=== GIVEN DATA ===
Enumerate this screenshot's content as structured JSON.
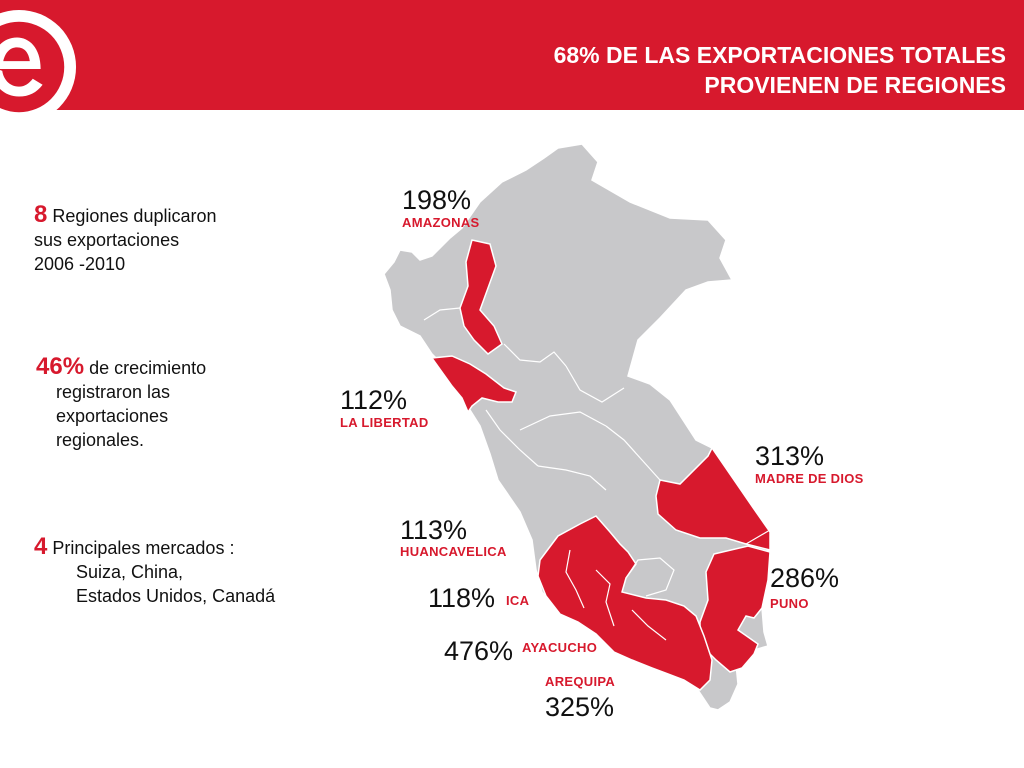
{
  "header": {
    "title_line1": "68% DE LAS EXPORTACIONES TOTALES",
    "title_line2": "PROVIENEN DE REGIONES",
    "logo_letter": "e",
    "brand_color": "#d7192d"
  },
  "stats": {
    "s1_num": "8",
    "s1_line1": "Regiones duplicaron",
    "s1_line2": "sus exportaciones",
    "s1_line3": "2006 -2010",
    "s2_num": "46%",
    "s2_line1": "de crecimiento",
    "s2_line2": "registraron las",
    "s2_line3": "exportaciones",
    "s2_line4": "regionales.",
    "s3_num": "4",
    "s3_line1": "Principales mercados :",
    "s3_line2": "Suiza, China,",
    "s3_line3": "Estados Unidos, Canadá"
  },
  "map": {
    "highlight_color": "#d7192d",
    "base_color": "#c8c8ca",
    "regions": [
      {
        "name": "AMAZONAS",
        "pct": "198%"
      },
      {
        "name": "LA LIBERTAD",
        "pct": "112%"
      },
      {
        "name": "MADRE DE DIOS",
        "pct": "313%"
      },
      {
        "name": "HUANCAVELICA",
        "pct": "113%"
      },
      {
        "name": "ICA",
        "pct": "118%"
      },
      {
        "name": "PUNO",
        "pct": "286%"
      },
      {
        "name": "AYACUCHO",
        "pct": "476%"
      },
      {
        "name": "AREQUIPA",
        "pct": "325%"
      }
    ]
  }
}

=== PROBLEM DESCRIPTION ===
In the entries above, locate every line with the word "name" and copy it.

=== ANSWER TO THE TASK ===
        "name": "AMAZONAS",
        "name": "LA LIBERTAD",
        "name": "MADRE DE DIOS",
        "name": "HUANCAVELICA",
        "name": "ICA",
        "name": "PUNO",
        "name": "AYACUCHO",
        "name": "AREQUIPA",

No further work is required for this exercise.